__THE PROBLEM__.
Print all records exactly, leaving nothing out.

RECORDS TO PROCESS start

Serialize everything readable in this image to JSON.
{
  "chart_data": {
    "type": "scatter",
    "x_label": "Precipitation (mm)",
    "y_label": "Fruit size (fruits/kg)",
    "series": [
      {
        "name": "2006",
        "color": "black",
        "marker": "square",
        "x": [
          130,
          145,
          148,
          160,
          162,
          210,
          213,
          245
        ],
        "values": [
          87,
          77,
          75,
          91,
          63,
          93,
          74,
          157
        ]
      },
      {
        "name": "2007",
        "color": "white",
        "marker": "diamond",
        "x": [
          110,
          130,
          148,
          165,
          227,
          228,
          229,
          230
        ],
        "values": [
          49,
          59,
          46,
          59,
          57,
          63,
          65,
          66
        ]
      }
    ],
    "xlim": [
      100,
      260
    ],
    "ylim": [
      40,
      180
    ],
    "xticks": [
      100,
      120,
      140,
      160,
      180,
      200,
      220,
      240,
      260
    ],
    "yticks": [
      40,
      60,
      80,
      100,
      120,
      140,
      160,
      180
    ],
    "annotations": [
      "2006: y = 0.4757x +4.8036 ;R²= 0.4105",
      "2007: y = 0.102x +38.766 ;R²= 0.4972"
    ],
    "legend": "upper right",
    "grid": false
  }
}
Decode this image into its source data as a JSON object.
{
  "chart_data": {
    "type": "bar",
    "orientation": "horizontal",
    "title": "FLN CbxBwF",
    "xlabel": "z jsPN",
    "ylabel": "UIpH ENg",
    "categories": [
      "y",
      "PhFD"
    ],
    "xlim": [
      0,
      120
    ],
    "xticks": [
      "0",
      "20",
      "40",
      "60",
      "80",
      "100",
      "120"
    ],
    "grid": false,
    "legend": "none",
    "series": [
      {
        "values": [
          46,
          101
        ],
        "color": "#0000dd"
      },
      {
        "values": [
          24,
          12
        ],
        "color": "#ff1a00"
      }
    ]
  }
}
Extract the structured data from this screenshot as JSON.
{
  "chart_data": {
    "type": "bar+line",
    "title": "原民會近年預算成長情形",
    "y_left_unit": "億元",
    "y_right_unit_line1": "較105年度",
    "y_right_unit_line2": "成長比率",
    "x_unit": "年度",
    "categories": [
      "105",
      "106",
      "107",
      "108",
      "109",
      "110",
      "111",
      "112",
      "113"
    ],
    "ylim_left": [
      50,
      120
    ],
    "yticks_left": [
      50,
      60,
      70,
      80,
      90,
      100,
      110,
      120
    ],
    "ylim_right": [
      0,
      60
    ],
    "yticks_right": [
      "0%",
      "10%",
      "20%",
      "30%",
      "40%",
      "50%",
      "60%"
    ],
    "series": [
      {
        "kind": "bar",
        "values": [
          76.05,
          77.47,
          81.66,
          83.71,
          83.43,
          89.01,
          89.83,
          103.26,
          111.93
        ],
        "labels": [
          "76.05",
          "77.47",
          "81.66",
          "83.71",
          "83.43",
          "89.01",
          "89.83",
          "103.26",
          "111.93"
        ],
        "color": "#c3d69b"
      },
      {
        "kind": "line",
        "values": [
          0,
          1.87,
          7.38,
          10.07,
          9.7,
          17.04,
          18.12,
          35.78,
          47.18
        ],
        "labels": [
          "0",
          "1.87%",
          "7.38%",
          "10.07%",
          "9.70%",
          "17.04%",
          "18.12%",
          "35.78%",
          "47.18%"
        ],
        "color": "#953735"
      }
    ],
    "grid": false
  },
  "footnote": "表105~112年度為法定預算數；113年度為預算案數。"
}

RECORDS TO PROCESS end

__ANSWER TO THE EXERCISE__.
Serialize everything readable in this image to JSON.
{
  "chart_data": {
    "type": "scatter",
    "x_label": "Precipitation (mm)",
    "y_label": "Fruit size (fruits/kg)",
    "series": [
      {
        "name": "2006",
        "color": "black",
        "marker": "square",
        "x": [
          130,
          145,
          148,
          160,
          162,
          210,
          213,
          245
        ],
        "values": [
          87,
          77,
          75,
          91,
          63,
          93,
          74,
          157
        ]
      },
      {
        "name": "2007",
        "color": "white",
        "marker": "diamond",
        "x": [
          110,
          130,
          148,
          165,
          227,
          228,
          229,
          230
        ],
        "values": [
          49,
          59,
          46,
          59,
          57,
          63,
          65,
          66
        ]
      }
    ],
    "xlim": [
      100,
      260
    ],
    "ylim": [
      40,
      180
    ],
    "xticks": [
      100,
      120,
      140,
      160,
      180,
      200,
      220,
      240,
      260
    ],
    "yticks": [
      40,
      60,
      80,
      100,
      120,
      140,
      160,
      180
    ],
    "annotations": [
      "2006: y = 0.4757x +4.8036 ;R²= 0.4105",
      "2007: y = 0.102x +38.766 ;R²= 0.4972"
    ],
    "legend": "upper right",
    "grid": false
  }
}
Decode this image into its source data as a JSON object.
{
  "chart_data": {
    "type": "bar",
    "orientation": "horizontal",
    "title": "FLN CbxBwF",
    "xlabel": "z jsPN",
    "ylabel": "UIpH ENg",
    "categories": [
      "y",
      "PhFD"
    ],
    "xlim": [
      0,
      120
    ],
    "xticks": [
      "0",
      "20",
      "40",
      "60",
      "80",
      "100",
      "120"
    ],
    "grid": false,
    "legend": "none",
    "series": [
      {
        "values": [
          46,
          101
        ],
        "color": "#0000dd"
      },
      {
        "values": [
          24,
          12
        ],
        "color": "#ff1a00"
      }
    ]
  }
}
Extract the structured data from this screenshot as JSON.
{
  "chart_data": {
    "type": "bar+line",
    "title": "原民會近年預算成長情形",
    "y_left_unit": "億元",
    "y_right_unit_line1": "較105年度",
    "y_right_unit_line2": "成長比率",
    "x_unit": "年度",
    "categories": [
      "105",
      "106",
      "107",
      "108",
      "109",
      "110",
      "111",
      "112",
      "113"
    ],
    "ylim_left": [
      50,
      120
    ],
    "yticks_left": [
      50,
      60,
      70,
      80,
      90,
      100,
      110,
      120
    ],
    "ylim_right": [
      0,
      60
    ],
    "yticks_right": [
      "0%",
      "10%",
      "20%",
      "30%",
      "40%",
      "50%",
      "60%"
    ],
    "series": [
      {
        "kind": "bar",
        "values": [
          76.05,
          77.47,
          81.66,
          83.71,
          83.43,
          89.01,
          89.83,
          103.26,
          111.93
        ],
        "labels": [
          "76.05",
          "77.47",
          "81.66",
          "83.71",
          "83.43",
          "89.01",
          "89.83",
          "103.26",
          "111.93"
        ],
        "color": "#c3d69b"
      },
      {
        "kind": "line",
        "values": [
          0,
          1.87,
          7.38,
          10.07,
          9.7,
          17.04,
          18.12,
          35.78,
          47.18
        ],
        "labels": [
          "0",
          "1.87%",
          "7.38%",
          "10.07%",
          "9.70%",
          "17.04%",
          "18.12%",
          "35.78%",
          "47.18%"
        ],
        "color": "#953735"
      }
    ],
    "grid": false
  },
  "footnote": "表105~112年度為法定預算數；113年度為預算案數。"
}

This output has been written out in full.